En lisant ce fragment, on croirait assister à ce très bref instant qui vient juste avant la pensée, et que Lispector situe dans un « écart spatial de moins d’un millimètre » par rapport à celle-ci. En effet, ce qui est décrit ici, si on l’aborde en termes d’évènement, ne dure à peine que quelques secondes, quelques secondes au terme desquelles surgit la pensée en tant que telle, à savoir le fait que le sportif est du côté de la vie alors que le drogué, lui, se dédie à la mort. En tant qu’il met en forme ce passage de la pré-pensée à la pensée faite de mots, ne pourrait-on pas parler, à propos de Synapses , d’une praxis de l’écriture comme exercice spirituel, un exercice visant à prendre conscience de la pré-pensée à partir de laquelle se déploie notre vie? Entreprise paradoxale, certes - puisque la pré-pensée est précisément ce qui n’est pas la conscience –, mais qui demeure néanmoins féconde. En nous reconnectant à un état dont la conscience et la pensée faites de mots nous déconnectent constamment, une telle praxis de l’écriture ne nous reconnecte-t-elle pas en même temps à l’humanité dont cet état, on l’a dit, est le dénominateur commun?
Simon
Je ne sais pas vraiment comment décrire ce passage du senti au langage. Par contre, je suis fasciné par l’intensité de cette expérience, et en écrivant Synapses j’ai cherché les moyens de faire ressentir la décharge de sens qui nous frappe lorsqu’on se souvient d’un épisode important de notre vie ou qu’on croit saisir une situation. La fraction de seconde dont parle Lispector me fait penser au courant électrique qui parcourt notre cerveau et qui nous survolte lorsque nous avons l’impression, par le langage, d’accéder à un savoir qui nous était inaccessible un instant plus tôt. On pourrait presque parler d’épiphanie, mais je ne crois pas que le langage soit transcendant. Le sentiment de se révéler à soi-même par le langage est une expérience intérieure; il s’agit d’une impression personnelle, rien de plus. Bref, j’ai voulu rendre compte de l’intensité de cette expérience en développant un flot langagier, une syntaxe qui serait commune à chacun des fragments. Les longues phrases du recueil cherchent à traduire le mouvement de la pensée qui s’emballe au fur et à mesure qu’elle s’énonce. Si nous sommes emmurés dans l’expérience individuelle, j’ai voulu suggérer qu’il existe quelque chose comme une structure commune de l’expérience, un fond commun qui nous permettrait d’échanger malgré la singularité de nos vies.

* * *

### [Exercices à faire]
A – Relevez tous les noms propres présents dans l'extrait.
B – D'après l'extrait, que cherchent à traduire les longues phrases du recueil ?
C – Prolongez l'extrait sur Synapses après sa dernière phrase.
Les lignes plus bas ne sont pas nécessaires.

### [Lignes de données]

* * *

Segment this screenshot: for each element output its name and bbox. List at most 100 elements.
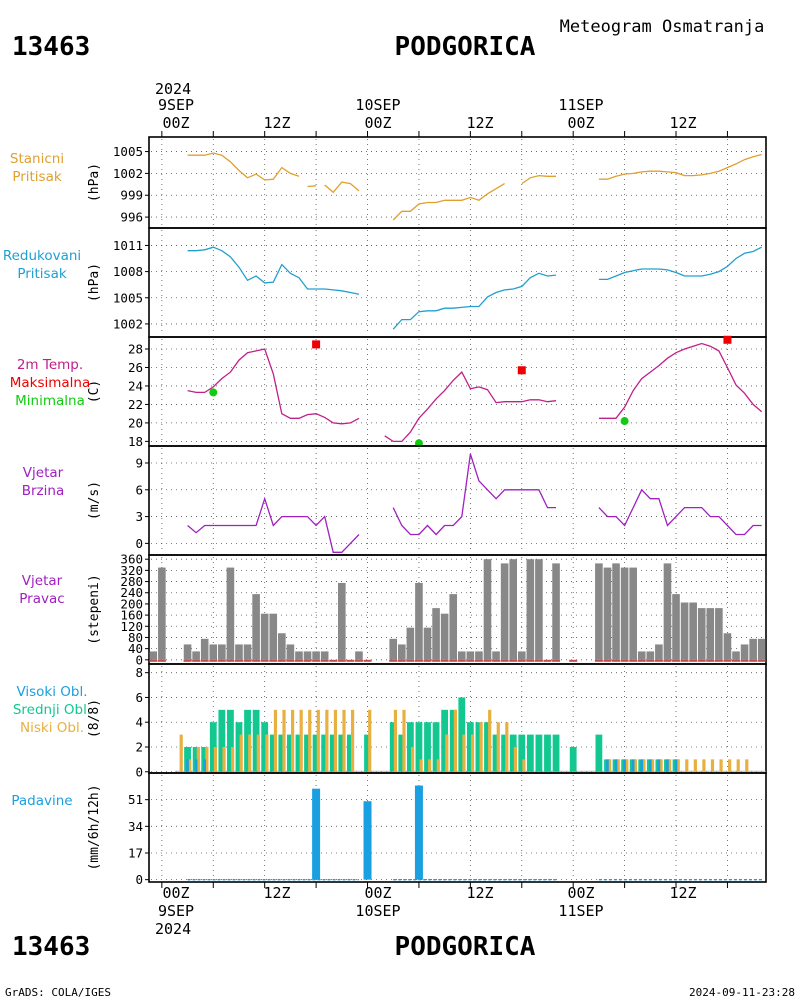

* * *

### [Les réponses]
A – Lispector, Synapses, Simon

B – Le mouvement de la pensée qui s'emballe au fur et à mesure qu'elle s'énonce.

C –
Nous n’avons pas accès au contenu de la boîte crânienne des gens qu’on côtoie, et c’est ce mystère que j’essaie de percer en écrivant. Je crois que le langage, parce qu’il s’agit d’un outil commun, permet de contourner l’étanchéité des êtres en établissant une sorte de principe d’équivalence; je ne peux pas ressentir ta tristesse, mais les mots que tu emploies pour la décrire me laissent croire qu’il existe, entre ta tristesse et la mienne, un air de famille. En passant d’une tête à l’autre, de fragment en fragment, j’invite ceux qui me lisent à se questionner sur ce qui les lie aux autres. Cela dit, j’espère que le livre résiste aux efforts de projection des lecteurs et des lectrices. Je ne voulais surtout pas offrir une version édulcorée de l’altérité. En fait, j’ai plutôt l’impression qu’en général, on se comprend très peu et très mal. Mais ce malentendu qui nous donne tant de fil à retordre est aussi ce qui nous lie, d’une certaine façon. Ce qui nous ramène à ce que je disais plus tôt; pour moi, l’écriture est une pratique qui permet de saisir des nuances qui échappent à l’attention ordinaire. De l’autre côté, la lecture est aussi une pratique attentionnelle; simplement, il s’agit de porter attention à ce qui a occupé l’auteur. Alors, pour revenir à la question des exercices spirituels, je dirais qu’il s’agit plus horizontalement d’exercices de perception; il ne s’agit pas d’élévation, mais de décentrement, ou peut-être parfois de rapprochement, lorsqu’on a le sentiment de se reconnaître dans un personnage.
Louis-Thomas
Lorsque tu écris que tu ne crois pas que le langage est transcendant, tu proposes une vision qui apparaît aussi dans ton livre. Prenons par exemple le fragment suivant, qui aborde le problème de front :

Ce n’est pas que tu ressentes absolument le besoin de croire en quelque chose, mais tout de même, la vue du cadavre de ta grand-mère déposé dans un cercueil trop grand pour lui, la crispation des doigts assemblés en bouquet sur la poitrine ont achevé de ruiner en toi les pensées magiques qu’on t’avait inoculées, et la chair t’es apparue dans sa matérialité repoussante, sans autre horizon que sa dégénérescence, cette vision n’étant elle-même qu’un influx nerveux parcourant ton encéphale, un frisson animal trop longtemps confondu avec ce je-ne-sais-quoi de grandiose qui t’habiterais et qui justifierait tout, alors que rien ne distingue ton parcours de celui d’une balle qui poursuit sa trajectoire dans le noir vers un mur (Ibid: 12).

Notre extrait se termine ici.